▶ **Instructions for the task**: Keep the images out and copy every entry below exactly.

-- begin Recorded data --

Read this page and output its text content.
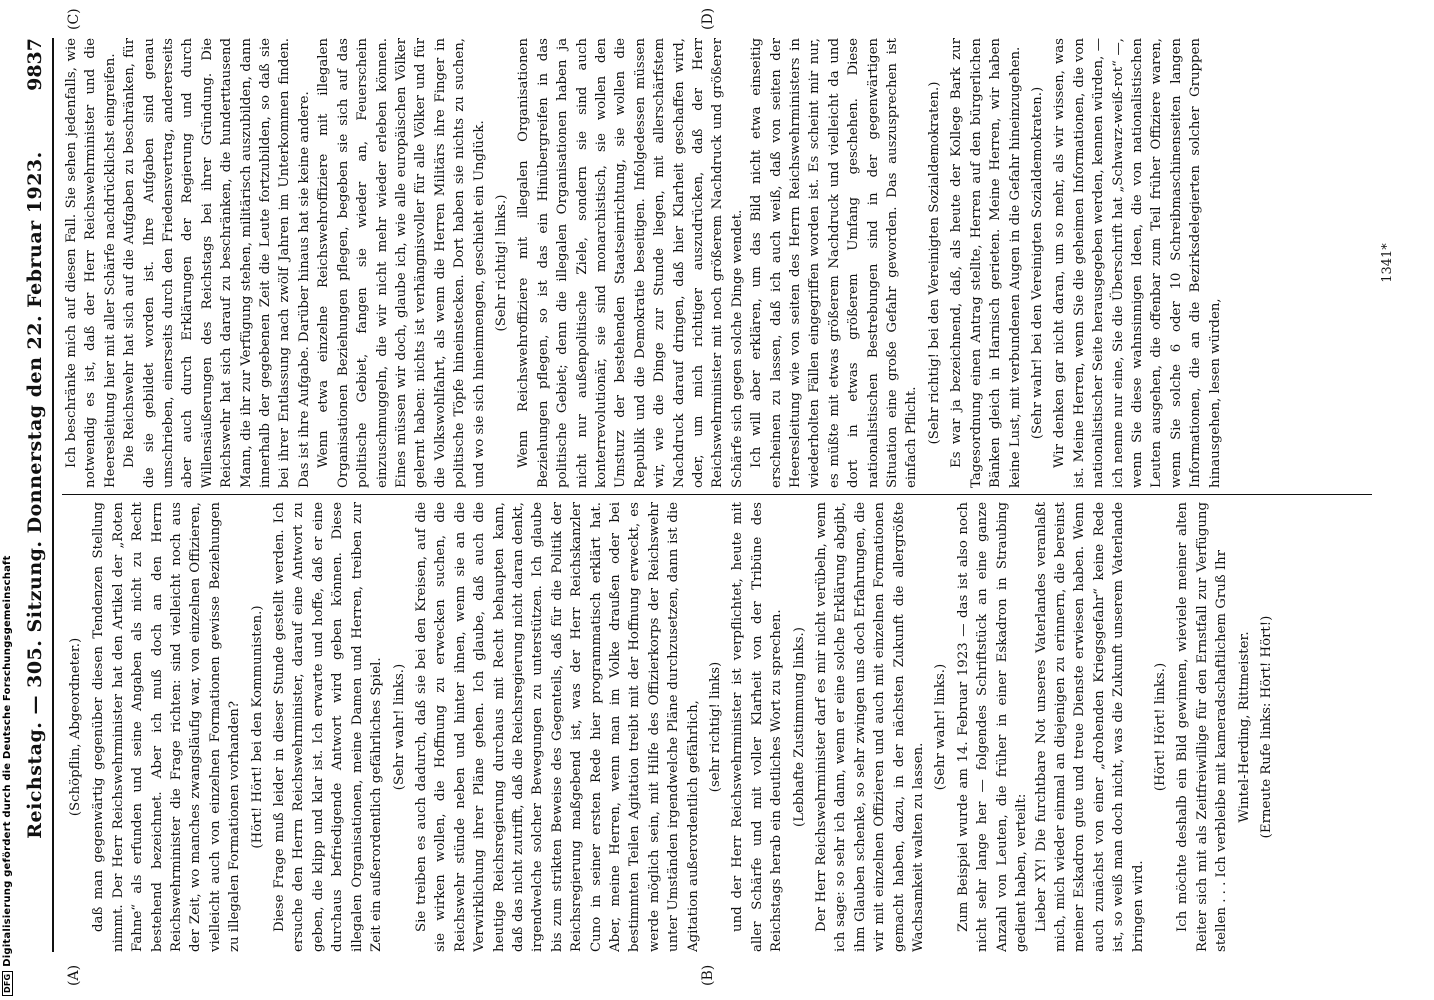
DFG
Digitalisierung gefördert durch die Deutsche Forschungsgemeinschaft Reichstag. — 305. Sitzung. Donnerstag den 22. Februar 1923.
9837
(A)	(B)
(C)	(D)

(Schöpflin, Abgeordneter.) daß man gegenwärtig gegenüber diesen Tendenzen Stellung nimmt. Der Herr Reichswehrminister hat den Artikel der „Roten Fahne“ als erfunden und seine Angaben als nicht zu Recht bestehend bezeichnet. Aber ich muß doch an den Herrn Reichswehrminister die Frage richten: sind vielleicht noch aus der Zeit, wo manches zwangsläufig war, von einzelnen Offizieren, vielleicht auch von einzelnen Formationen gewisse Beziehungen zu illegalen Formationen vorhanden? (Hört! Hört! bei den Kommunisten.) Diese Frage muß leider in dieser Stunde gestellt werden. Ich ersuche den Herrn Reichswehrminister, darauf eine Antwort zu geben, die klipp und klar ist. Ich erwarte und hoffe, daß er eine durchaus befriedigende Antwort wird geben können. Diese illegalen Organisationen, meine Damen und Herren, treiben zur Zeit ein außerordentlich gefährliches Spiel. (Sehr wahr! links.) Sie treiben es auch dadurch, daß sie bei den Kreisen, auf die sie wirken wollen, die Hoffnung zu erwecken suchen, die Reichswehr stünde neben und hinter ihnen, wenn sie an die Verwirklichung ihrer Pläne gehen. Ich glaube, daß auch die heutige Reichsregierung durchaus mit Recht behaupten kann, daß das nicht zutrifft, daß die Reichsregierung nicht daran denkt, irgendwelche solcher Bewegungen zu unterstützen. Ich glaube bis zum strikten Beweise des Gegenteils, daß für die Politik der Reichsregierung maßgebend ist, was der Herr Reichskanzler Cuno in seiner ersten Rede hier programmatisch erklärt hat. Aber, meine Herren, wenn man im Volke draußen oder bei bestimmten Teilen Agitation treibt mit der Hoffnung erweckt, es werde möglich sein, mit Hilfe des Offizierkorps der Reichswehr unter Umständen irgendwelche Pläne durchzusetzen, dann ist die Agitation außerordentlich gefährlich, (sehr richtig! links) und der Herr Reichswehrminister ist verpflichtet, heute mit aller Schärfe und mit voller Klarheit von der Tribüne des Reichstags herab ein deutliches Wort zu sprechen. (Lebhafte Zustimmung links.) Der Herr Reichswehrminister darf es mir nicht verübeln, wenn ich sage: so sehr ich dann, wenn er eine solche Erklärung abgibt, ihm Glauben schenke, so sehr zwingen uns doch Erfahrungen, die wir mit einzelnen Offizieren und auch mit einzelnen Formationen gemacht haben, dazu, in der nächsten Zukunft die allergrößte Wachsamkeit walten zu lassen.

(Sehr wahr! links.) Zum Beispiel wurde am 14. Februar 1923 — das ist also noch nicht sehr lange her — folgendes Schriftstück an eine ganze Anzahl von Leuten, die früher in einer Eskadron in Straubing gedient haben, verteilt: Lieber XY! Die furchtbare Not unseres Vaterlandes veranlaßt mich, mich wieder einmal an diejenigen zu erinnern, die bereinst meiner Eskadron gute und treue Dienste erwiesen haben. Wenn auch zunächst von einer „drohenden Kriegsgefahr“ keine Rede ist, so weiß man doch nicht, was die Zukunft unserem Vaterlande bringen wird.

(Hört! Hört! links.) Ich möchte deshalb ein Bild gewinnen, wieviele meiner alten Reiter sich mit als Zeitfreiwillige für den Ernstfall zur Verfügung stellen . . . Ich verbleibe mit kameradschaftlichem Gruß Ihr Wintel-Herding, Rittmeister. (Erneute Rufe links: Hört! Hört!)

Ich beschränke mich auf diesen Fall. Sie sehen jedenfalls, wie notwendig es ist, daß der Herr Reichswehrminister und die Heeresleitung hier mit aller Schärfe nachdrücklichst eingreifen. Die Reichswehr hat sich auf die Aufgaben zu beschränken, für die sie gebildet worden ist. Ihre Aufgaben sind genau umschrieben, einerseits durch den Friedensvertrag, andererseits aber auch durch Erklärungen der Regierung und durch Willensäußerungen des Reichstags bei ihrer Gründung. Die Reichswehr hat sich darauf zu beschränken, die hunderttausend Mann, die ihr zur Verfügung stehen, militärisch auszubilden, dann innerhalb der gegebenen Zeit die Leute fortzubilden, so daß sie bei ihrer Entlassung nach zwölf Jahren im Unterkommen finden. Das ist ihre Aufgabe. Darüber hinaus hat sie keine andere. Wenn etwa einzelne Reichswehroffiziere mit illegalen Organisationen Beziehungen pflegen, begeben sie sich auf das politische Gebiet, fangen sie wieder an, Feuerschein einzuschmuggeln, die wir nicht mehr wieder erleben können. Eines müssen wir doch, glaube ich, wie alle europäischen Völker gelernt haben: nichts ist verhängnisvoller für alle Völker und für die Volkswohlfahrt, als wenn die Herren Militärs ihre Finger in politische Töpfe hineinstecken. Dort haben sie nichts zu suchen, und wo sie sich hineinmengen, geschieht ein Unglück. (Sehr richtig! links.) Wenn Reichswehroffiziere mit illegalen Organisationen Beziehungen pflegen, so ist das ein Hinübergreifen in das politische Gebiet; denn die illegalen Organisationen haben ja nicht nur außenpolitische Ziele, sondern sie sind auch konterrevolutionär, sie sind monarchistisch, sie wollen den Umsturz der bestehenden Staatseinrichtung, sie wollen die Republik und die Demokratie beseitigen. Infolgedessen müssen wir, wie die Dinge zur Stunde liegen, mit allerschärfstem Nachdruck darauf dringen, daß hier Klarheit geschaffen wird, oder, um mich richtiger auszudrücken, daß der Herr Reichswehrminister mit noch größerem Nachdruck und größerer Schärfe sich gegen solche Dinge wendet. Ich will aber erklären, um das Bild nicht etwa einseitig erscheinen zu lassen, daß ich auch weiß, daß von seiten der Heeresleitung wie von seiten des Herrn Reichswehrministers in wiederholten Fällen eingegriffen worden ist. Es scheint mir nur, es müßte mit etwas größerem Nachdruck und vielleicht da und dort in etwas größerem Umfang geschehen. Diese nationalistischen Bestrebungen sind in der gegenwärtigen Situation eine große Gefahr geworden. Das auszusprechen ist einfach Pflicht. (Sehr richtig! bei den Vereinigten Sozialdemokraten.) Es war ja bezeichnend, daß, als heute der Kollege Bark zur Tagesordnung einen Antrag stellte, Herren auf den bürgerlichen Bänken gleich in Harnisch gerieten. Meine Herren, wir haben keine Lust, mit verbundenen Augen in die Gefahr hineinzugehen. (Sehr wahr! bei den Vereinigten Sozialdemokraten.) Wir denken gar nicht daran, um so mehr, als wir wissen, was ist. Meine Herren, wenn Sie die geheimen Informationen, die von nationalistischer Seite herausgegeben werden, kennen würden, — ich nenne nur eine, Sie die Überschrift hat „Schwarz-weiß-rot“ —, wenn Sie diese wahnsinnigen Ideen, die von nationalistischen Leuten ausgehen, die offenbar zum Teil früher Offiziere waren, wenn Sie solche 6 oder 10 Schreibmaschinenseiten langen Informationen, die an die Bezirksdelegierten solcher Gruppen hinausgehen, lesen würden,

1341*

-- end Recorded data --

▶ **Solution to the problem**:
Read this page and output its text content.
DFG
Digitalisierung gefördert durch die Deutsche Forschungsgemeinschaft Reichstag. — 305. Sitzung. Donnerstag den 22. Februar 1923.
9837
(A)	(B)
(C)	(D)

(Schöpflin, Abgeordneter.) daß man gegenwärtig gegenüber diesen Tendenzen Stellung nimmt. Der Herr Reichswehrminister hat den Artikel der „Roten Fahne“ als erfunden und seine Angaben als nicht zu Recht bestehend bezeichnet. Aber ich muß doch an den Herrn Reichswehrminister die Frage richten: sind vielleicht noch aus der Zeit, wo manches zwangsläufig war, von einzelnen Offizieren, vielleicht auch von einzelnen Formationen gewisse Beziehungen zu illegalen Formationen vorhanden? (Hört! Hört! bei den Kommunisten.) Diese Frage muß leider in dieser Stunde gestellt werden. Ich ersuche den Herrn Reichswehrminister, darauf eine Antwort zu geben, die klipp und klar ist. Ich erwarte und hoffe, daß er eine durchaus befriedigende Antwort wird geben können. Diese illegalen Organisationen, meine Damen und Herren, treiben zur Zeit ein außerordentlich gefährliches Spiel. (Sehr wahr! links.) Sie treiben es auch dadurch, daß sie bei den Kreisen, auf die sie wirken wollen, die Hoffnung zu erwecken suchen, die Reichswehr stünde neben und hinter ihnen, wenn sie an die Verwirklichung ihrer Pläne gehen. Ich glaube, daß auch die heutige Reichsregierung durchaus mit Recht behaupten kann, daß das nicht zutrifft, daß die Reichsregierung nicht daran denkt, irgendwelche solcher Bewegungen zu unterstützen. Ich glaube bis zum strikten Beweise des Gegenteils, daß für die Politik der Reichsregierung maßgebend ist, was der Herr Reichskanzler Cuno in seiner ersten Rede hier programmatisch erklärt hat. Aber, meine Herren, wenn man im Volke draußen oder bei bestimmten Teilen Agitation treibt mit der Hoffnung erweckt, es werde möglich sein, mit Hilfe des Offizierkorps der Reichswehr unter Umständen irgendwelche Pläne durchzusetzen, dann ist die Agitation außerordentlich gefährlich, (sehr richtig! links) und der Herr Reichswehrminister ist verpflichtet, heute mit aller Schärfe und mit voller Klarheit von der Tribüne des Reichstags herab ein deutliches Wort zu sprechen. (Lebhafte Zustimmung links.) Der Herr Reichswehrminister darf es mir nicht verübeln, wenn ich sage: so sehr ich dann, wenn er eine solche Erklärung abgibt, ihm Glauben schenke, so sehr zwingen uns doch Erfahrungen, die wir mit einzelnen Offizieren und auch mit einzelnen Formationen gemacht haben, dazu, in der nächsten Zukunft die allergrößte Wachsamkeit walten zu lassen.

(Sehr wahr! links.) Zum Beispiel wurde am 14. Februar 1923 — das ist also noch nicht sehr lange her — folgendes Schriftstück an eine ganze Anzahl von Leuten, die früher in einer Eskadron in Straubing gedient haben, verteilt: Lieber XY! Die furchtbare Not unseres Vaterlandes veranlaßt mich, mich wieder einmal an diejenigen zu erinnern, die bereinst meiner Eskadron gute und treue Dienste erwiesen haben. Wenn auch zunächst von einer „drohenden Kriegsgefahr“ keine Rede ist, so weiß man doch nicht, was die Zukunft unserem Vaterlande bringen wird.

(Hört! Hört! links.) Ich möchte deshalb ein Bild gewinnen, wieviele meiner alten Reiter sich mit als Zeitfreiwillige für den Ernstfall zur Verfügung stellen . . . Ich verbleibe mit kameradschaftlichem Gruß Ihr Wintel-Herding, Rittmeister. (Erneute Rufe links: Hört! Hört!)

Ich beschränke mich auf diesen Fall. Sie sehen jedenfalls, wie notwendig es ist, daß der Herr Reichswehrminister und die Heeresleitung hier mit aller Schärfe nachdrücklichst eingreifen. Die Reichswehr hat sich auf die Aufgaben zu beschränken, für die sie gebildet worden ist. Ihre Aufgaben sind genau umschrieben, einerseits durch den Friedensvertrag, andererseits aber auch durch Erklärungen der Regierung und durch Willensäußerungen des Reichstags bei ihrer Gründung. Die Reichswehr hat sich darauf zu beschränken, die hunderttausend Mann, die ihr zur Verfügung stehen, militärisch auszubilden, dann innerhalb der gegebenen Zeit die Leute fortzubilden, so daß sie bei ihrer Entlassung nach zwölf Jahren im Unterkommen finden. Das ist ihre Aufgabe. Darüber hinaus hat sie keine andere. Wenn etwa einzelne Reichswehroffiziere mit illegalen Organisationen Beziehungen pflegen, begeben sie sich auf das politische Gebiet, fangen sie wieder an, Feuerschein einzuschmuggeln, die wir nicht mehr wieder erleben können. Eines müssen wir doch, glaube ich, wie alle europäischen Völker gelernt haben: nichts ist verhängnisvoller für alle Völker und für die Volkswohlfahrt, als wenn die Herren Militärs ihre Finger in politische Töpfe hineinstecken. Dort haben sie nichts zu suchen, und wo sie sich hineinmengen, geschieht ein Unglück. (Sehr richtig! links.) Wenn Reichswehroffiziere mit illegalen Organisationen Beziehungen pflegen, so ist das ein Hinübergreifen in das politische Gebiet; denn die illegalen Organisationen haben ja nicht nur außenpolitische Ziele, sondern sie sind auch konterrevolutionär, sie sind monarchistisch, sie wollen den Umsturz der bestehenden Staatseinrichtung, sie wollen die Republik und die Demokratie beseitigen. Infolgedessen müssen wir, wie die Dinge zur Stunde liegen, mit allerschärfstem Nachdruck darauf dringen, daß hier Klarheit geschaffen wird, oder, um mich richtiger auszudrücken, daß der Herr Reichswehrminister mit noch größerem Nachdruck und größerer Schärfe sich gegen solche Dinge wendet. Ich will aber erklären, um das Bild nicht etwa einseitig erscheinen zu lassen, daß ich auch weiß, daß von seiten der Heeresleitung wie von seiten des Herrn Reichswehrministers in wiederholten Fällen eingegriffen worden ist. Es scheint mir nur, es müßte mit etwas größerem Nachdruck und vielleicht da und dort in etwas größerem Umfang geschehen. Diese nationalistischen Bestrebungen sind in der gegenwärtigen Situation eine große Gefahr geworden. Das auszusprechen ist einfach Pflicht. (Sehr richtig! bei den Vereinigten Sozialdemokraten.) Es war ja bezeichnend, daß, als heute der Kollege Bark zur Tagesordnung einen Antrag stellte, Herren auf den bürgerlichen Bänken gleich in Harnisch gerieten. Meine Herren, wir haben keine Lust, mit verbundenen Augen in die Gefahr hineinzugehen. (Sehr wahr! bei den Vereinigten Sozialdemokraten.) Wir denken gar nicht daran, um so mehr, als wir wissen, was ist. Meine Herren, wenn Sie die geheimen Informationen, die von nationalistischer Seite herausgegeben werden, kennen würden, — ich nenne nur eine, Sie die Überschrift hat „Schwarz-weiß-rot“ —, wenn Sie diese wahnsinnigen Ideen, die von nationalistischen Leuten ausgehen, die offenbar zum Teil früher Offiziere waren, wenn Sie solche 6 oder 10 Schreibmaschinenseiten langen Informationen, die an die Bezirksdelegierten solcher Gruppen hinausgehen, lesen würden,

1341*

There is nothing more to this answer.